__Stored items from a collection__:
"""

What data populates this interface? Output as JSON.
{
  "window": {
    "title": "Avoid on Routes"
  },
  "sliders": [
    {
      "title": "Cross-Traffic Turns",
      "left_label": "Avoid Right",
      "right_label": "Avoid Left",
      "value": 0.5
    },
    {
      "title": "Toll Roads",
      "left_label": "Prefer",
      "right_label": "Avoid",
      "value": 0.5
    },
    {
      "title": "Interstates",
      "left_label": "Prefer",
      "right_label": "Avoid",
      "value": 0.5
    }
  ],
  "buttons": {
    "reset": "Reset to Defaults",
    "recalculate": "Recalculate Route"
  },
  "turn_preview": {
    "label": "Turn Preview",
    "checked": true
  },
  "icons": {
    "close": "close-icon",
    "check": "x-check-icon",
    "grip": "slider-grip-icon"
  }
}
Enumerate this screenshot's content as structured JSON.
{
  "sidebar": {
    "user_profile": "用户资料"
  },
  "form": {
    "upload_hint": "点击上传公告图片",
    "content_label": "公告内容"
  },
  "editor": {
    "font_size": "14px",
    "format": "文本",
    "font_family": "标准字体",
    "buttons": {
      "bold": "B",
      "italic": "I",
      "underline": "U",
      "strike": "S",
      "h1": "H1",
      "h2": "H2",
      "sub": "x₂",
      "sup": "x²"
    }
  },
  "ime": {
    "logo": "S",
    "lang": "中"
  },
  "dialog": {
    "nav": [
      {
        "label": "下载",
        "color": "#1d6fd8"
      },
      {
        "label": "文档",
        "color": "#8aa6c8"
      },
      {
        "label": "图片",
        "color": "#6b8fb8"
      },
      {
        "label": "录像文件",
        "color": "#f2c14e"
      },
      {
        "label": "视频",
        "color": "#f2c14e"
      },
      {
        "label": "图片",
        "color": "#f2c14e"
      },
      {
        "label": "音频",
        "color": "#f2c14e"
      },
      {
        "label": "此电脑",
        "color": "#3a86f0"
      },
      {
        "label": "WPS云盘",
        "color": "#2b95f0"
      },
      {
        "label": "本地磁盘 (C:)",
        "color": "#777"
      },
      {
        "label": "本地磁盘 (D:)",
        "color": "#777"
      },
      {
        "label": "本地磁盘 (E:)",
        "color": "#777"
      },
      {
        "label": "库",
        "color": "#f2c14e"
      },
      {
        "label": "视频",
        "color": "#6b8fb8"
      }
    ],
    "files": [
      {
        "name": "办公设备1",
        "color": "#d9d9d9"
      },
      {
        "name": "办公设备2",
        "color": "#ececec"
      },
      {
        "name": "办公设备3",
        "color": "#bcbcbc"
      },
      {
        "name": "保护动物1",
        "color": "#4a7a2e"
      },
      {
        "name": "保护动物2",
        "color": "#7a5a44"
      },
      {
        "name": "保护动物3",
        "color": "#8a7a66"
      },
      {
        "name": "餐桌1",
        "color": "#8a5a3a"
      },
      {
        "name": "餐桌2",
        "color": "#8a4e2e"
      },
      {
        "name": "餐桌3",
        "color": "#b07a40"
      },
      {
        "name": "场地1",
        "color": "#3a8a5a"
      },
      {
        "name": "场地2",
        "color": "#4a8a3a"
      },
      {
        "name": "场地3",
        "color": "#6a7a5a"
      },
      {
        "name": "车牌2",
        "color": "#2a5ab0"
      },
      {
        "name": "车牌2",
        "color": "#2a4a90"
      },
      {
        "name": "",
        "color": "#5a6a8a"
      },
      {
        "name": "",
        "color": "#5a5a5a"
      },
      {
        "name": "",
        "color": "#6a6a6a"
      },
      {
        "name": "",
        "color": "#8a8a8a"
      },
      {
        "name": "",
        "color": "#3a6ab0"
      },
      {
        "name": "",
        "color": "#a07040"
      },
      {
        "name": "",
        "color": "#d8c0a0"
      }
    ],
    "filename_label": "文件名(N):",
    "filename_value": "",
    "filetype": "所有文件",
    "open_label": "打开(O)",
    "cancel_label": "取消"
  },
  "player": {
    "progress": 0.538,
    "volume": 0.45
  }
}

"""

Reproduce the material above, every line of it, exactly.

What data populates this interface? Output as JSON.
{
  "window": {
    "title": "Avoid on Routes"
  },
  "sliders": [
    {
      "title": "Cross-Traffic Turns",
      "left_label": "Avoid Right",
      "right_label": "Avoid Left",
      "value": 0.5
    },
    {
      "title": "Toll Roads",
      "left_label": "Prefer",
      "right_label": "Avoid",
      "value": 0.5
    },
    {
      "title": "Interstates",
      "left_label": "Prefer",
      "right_label": "Avoid",
      "value": 0.5
    }
  ],
  "buttons": {
    "reset": "Reset to Defaults",
    "recalculate": "Recalculate Route"
  },
  "turn_preview": {
    "label": "Turn Preview",
    "checked": true
  },
  "icons": {
    "close": "close-icon",
    "check": "x-check-icon",
    "grip": "slider-grip-icon"
  }
}
Enumerate this screenshot's content as structured JSON.
{
  "sidebar": {
    "user_profile": "用户资料"
  },
  "form": {
    "upload_hint": "点击上传公告图片",
    "content_label": "公告内容"
  },
  "editor": {
    "font_size": "14px",
    "format": "文本",
    "font_family": "标准字体",
    "buttons": {
      "bold": "B",
      "italic": "I",
      "underline": "U",
      "strike": "S",
      "h1": "H1",
      "h2": "H2",
      "sub": "x₂",
      "sup": "x²"
    }
  },
  "ime": {
    "logo": "S",
    "lang": "中"
  },
  "dialog": {
    "nav": [
      {
        "label": "下载",
        "color": "#1d6fd8"
      },
      {
        "label": "文档",
        "color": "#8aa6c8"
      },
      {
        "label": "图片",
        "color": "#6b8fb8"
      },
      {
        "label": "录像文件",
        "color": "#f2c14e"
      },
      {
        "label": "视频",
        "color": "#f2c14e"
      },
      {
        "label": "图片",
        "color": "#f2c14e"
      },
      {
        "label": "音频",
        "color": "#f2c14e"
      },
      {
        "label": "此电脑",
        "color": "#3a86f0"
      },
      {
        "label": "WPS云盘",
        "color": "#2b95f0"
      },
      {
        "label": "本地磁盘 (C:)",
        "color": "#777"
      },
      {
        "label": "本地磁盘 (D:)",
        "color": "#777"
      },
      {
        "label": "本地磁盘 (E:)",
        "color": "#777"
      },
      {
        "label": "库",
        "color": "#f2c14e"
      },
      {
        "label": "视频",
        "color": "#6b8fb8"
      }
    ],
    "files": [
      {
        "name": "办公设备1",
        "color": "#d9d9d9"
      },
      {
        "name": "办公设备2",
        "color": "#ececec"
      },
      {
        "name": "办公设备3",
        "color": "#bcbcbc"
      },
      {
        "name": "保护动物1",
        "color": "#4a7a2e"
      },
      {
        "name": "保护动物2",
        "color": "#7a5a44"
      },
      {
        "name": "保护动物3",
        "color": "#8a7a66"
      },
      {
        "name": "餐桌1",
        "color": "#8a5a3a"
      },
      {
        "name": "餐桌2",
        "color": "#8a4e2e"
      },
      {
        "name": "餐桌3",
        "color": "#b07a40"
      },
      {
        "name": "场地1",
        "color": "#3a8a5a"
      },
      {
        "name": "场地2",
        "color": "#4a8a3a"
      },
      {
        "name": "场地3",
        "color": "#6a7a5a"
      },
      {
        "name": "车牌2",
        "color": "#2a5ab0"
      },
      {
        "name": "车牌2",
        "color": "#2a4a90"
      },
      {
        "name": "",
        "color": "#5a6a8a"
      },
      {
        "name": "",
        "color": "#5a5a5a"
      },
      {
        "name": "",
        "color": "#6a6a6a"
      },
      {
        "name": "",
        "color": "#8a8a8a"
      },
      {
        "name": "",
        "color": "#3a6ab0"
      },
      {
        "name": "",
        "color": "#a07040"
      },
      {
        "name": "",
        "color": "#d8c0a0"
      }
    ],
    "filename_label": "文件名(N):",
    "filename_value": "",
    "filetype": "所有文件",
    "open_label": "打开(O)",
    "cancel_label": "取消"
  },
  "player": {
    "progress": 0.538,
    "volume": 0.45
  }
}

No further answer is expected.